(Exercise inputs)
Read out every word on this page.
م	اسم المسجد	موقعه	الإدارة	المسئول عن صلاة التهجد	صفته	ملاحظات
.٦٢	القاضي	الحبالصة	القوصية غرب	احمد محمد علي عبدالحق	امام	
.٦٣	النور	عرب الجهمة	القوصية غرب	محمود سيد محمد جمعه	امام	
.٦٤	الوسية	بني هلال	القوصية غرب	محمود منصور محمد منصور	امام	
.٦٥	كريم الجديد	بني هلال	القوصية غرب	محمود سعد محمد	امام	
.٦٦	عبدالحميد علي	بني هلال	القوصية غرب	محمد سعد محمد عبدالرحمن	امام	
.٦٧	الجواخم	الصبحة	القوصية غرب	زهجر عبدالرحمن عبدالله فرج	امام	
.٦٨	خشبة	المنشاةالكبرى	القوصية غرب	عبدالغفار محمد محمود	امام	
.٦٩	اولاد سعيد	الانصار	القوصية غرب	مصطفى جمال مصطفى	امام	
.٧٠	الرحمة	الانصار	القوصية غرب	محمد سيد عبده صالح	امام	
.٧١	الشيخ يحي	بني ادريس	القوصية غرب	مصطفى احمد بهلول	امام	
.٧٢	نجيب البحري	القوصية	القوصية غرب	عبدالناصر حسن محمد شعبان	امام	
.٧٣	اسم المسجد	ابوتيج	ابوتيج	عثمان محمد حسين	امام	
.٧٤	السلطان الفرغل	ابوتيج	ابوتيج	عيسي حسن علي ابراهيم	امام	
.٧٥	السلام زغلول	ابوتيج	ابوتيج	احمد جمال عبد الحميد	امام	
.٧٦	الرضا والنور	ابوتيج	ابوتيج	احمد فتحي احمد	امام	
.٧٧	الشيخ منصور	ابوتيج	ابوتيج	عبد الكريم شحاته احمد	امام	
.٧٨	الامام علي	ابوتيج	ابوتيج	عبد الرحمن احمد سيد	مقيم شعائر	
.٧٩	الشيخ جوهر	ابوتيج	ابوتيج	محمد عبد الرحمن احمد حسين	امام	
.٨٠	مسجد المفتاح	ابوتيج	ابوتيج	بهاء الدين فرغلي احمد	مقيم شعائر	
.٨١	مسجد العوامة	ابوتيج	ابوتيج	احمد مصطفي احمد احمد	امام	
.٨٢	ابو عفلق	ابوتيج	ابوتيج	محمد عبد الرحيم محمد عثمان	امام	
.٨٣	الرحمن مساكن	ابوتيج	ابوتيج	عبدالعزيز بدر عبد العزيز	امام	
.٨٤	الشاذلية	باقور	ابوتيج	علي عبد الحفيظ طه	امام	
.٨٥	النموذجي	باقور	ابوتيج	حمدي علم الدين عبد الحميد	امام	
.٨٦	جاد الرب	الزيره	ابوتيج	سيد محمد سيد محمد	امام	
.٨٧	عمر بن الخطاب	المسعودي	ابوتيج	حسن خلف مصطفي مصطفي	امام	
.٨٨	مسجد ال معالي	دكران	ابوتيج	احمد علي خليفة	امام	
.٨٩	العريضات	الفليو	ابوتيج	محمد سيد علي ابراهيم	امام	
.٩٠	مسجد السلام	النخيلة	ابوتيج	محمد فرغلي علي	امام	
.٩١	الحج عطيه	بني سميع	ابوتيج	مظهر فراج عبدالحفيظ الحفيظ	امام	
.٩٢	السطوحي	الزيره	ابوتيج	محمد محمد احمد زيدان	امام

(Stated task) Reproduce each entry exactly, leaving out nothing.

(Reply to the task)
Read out every word on this page.
م	اسم المسجد	موقعه	الإدارة	المسئول عن صلاة التهجد	صفته	ملاحظات
.٦٢	القاضي	الحبالصة	القوصية غرب	احمد محمد علي عبدالحق	امام	
.٦٣	النور	عرب الجهمة	القوصية غرب	محمود سيد محمد جمعه	امام	
.٦٤	الوسية	بني هلال	القوصية غرب	محمود منصور محمد منصور	امام	
.٦٥	كريم الجديد	بني هلال	القوصية غرب	محمود سعد محمد	امام	
.٦٦	عبدالحميد علي	بني هلال	القوصية غرب	محمد سعد محمد عبدالرحمن	امام	
.٦٧	الجواخم	الصبحة	القوصية غرب	زهجر عبدالرحمن عبدالله فرج	امام	
.٦٨	خشبة	المنشاةالكبرى	القوصية غرب	عبدالغفار محمد محمود	امام	
.٦٩	اولاد سعيد	الانصار	القوصية غرب	مصطفى جمال مصطفى	امام	
.٧٠	الرحمة	الانصار	القوصية غرب	محمد سيد عبده صالح	امام	
.٧١	الشيخ يحي	بني ادريس	القوصية غرب	مصطفى احمد بهلول	امام	
.٧٢	نجيب البحري	القوصية	القوصية غرب	عبدالناصر حسن محمد شعبان	امام	
.٧٣	اسم المسجد	ابوتيج	ابوتيج	عثمان محمد حسين	امام	
.٧٤	السلطان الفرغل	ابوتيج	ابوتيج	عيسي حسن علي ابراهيم	امام	
.٧٥	السلام زغلول	ابوتيج	ابوتيج	احمد جمال عبد الحميد	امام	
.٧٦	الرضا والنور	ابوتيج	ابوتيج	احمد فتحي احمد	امام	
.٧٧	الشيخ منصور	ابوتيج	ابوتيج	عبد الكريم شحاته احمد	امام	
.٧٨	الامام علي	ابوتيج	ابوتيج	عبد الرحمن احمد سيد	مقيم شعائر	
.٧٩	الشيخ جوهر	ابوتيج	ابوتيج	محمد عبد الرحمن احمد حسين	امام	
.٨٠	مسجد المفتاح	ابوتيج	ابوتيج	بهاء الدين فرغلي احمد	مقيم شعائر	
.٨١	مسجد العوامة	ابوتيج	ابوتيج	احمد مصطفي احمد احمد	امام	
.٨٢	ابو عفلق	ابوتيج	ابوتيج	محمد عبد الرحيم محمد عثمان	امام	
.٨٣	الرحمن مساكن	ابوتيج	ابوتيج	عبدالعزيز بدر عبد العزيز	امام	
.٨٤	الشاذلية	باقور	ابوتيج	علي عبد الحفيظ طه	امام	
.٨٥	النموذجي	باقور	ابوتيج	حمدي علم الدين عبد الحميد	امام	
.٨٦	جاد الرب	الزيره	ابوتيج	سيد محمد سيد محمد	امام	
.٨٧	عمر بن الخطاب	المسعودي	ابوتيج	حسن خلف مصطفي مصطفي	امام	
.٨٨	مسجد ال معالي	دكران	ابوتيج	احمد علي خليفة	امام	
.٨٩	العريضات	الفليو	ابوتيج	محمد سيد علي ابراهيم	امام	
.٩٠	مسجد السلام	النخيلة	ابوتيج	محمد فرغلي علي	امام	
.٩١	الحج عطيه	بني سميع	ابوتيج	مظهر فراج عبدالحفيظ الحفيظ	امام	
.٩٢	السطوحي	الزيره	ابوتيج	محمد محمد احمد زيدان	امام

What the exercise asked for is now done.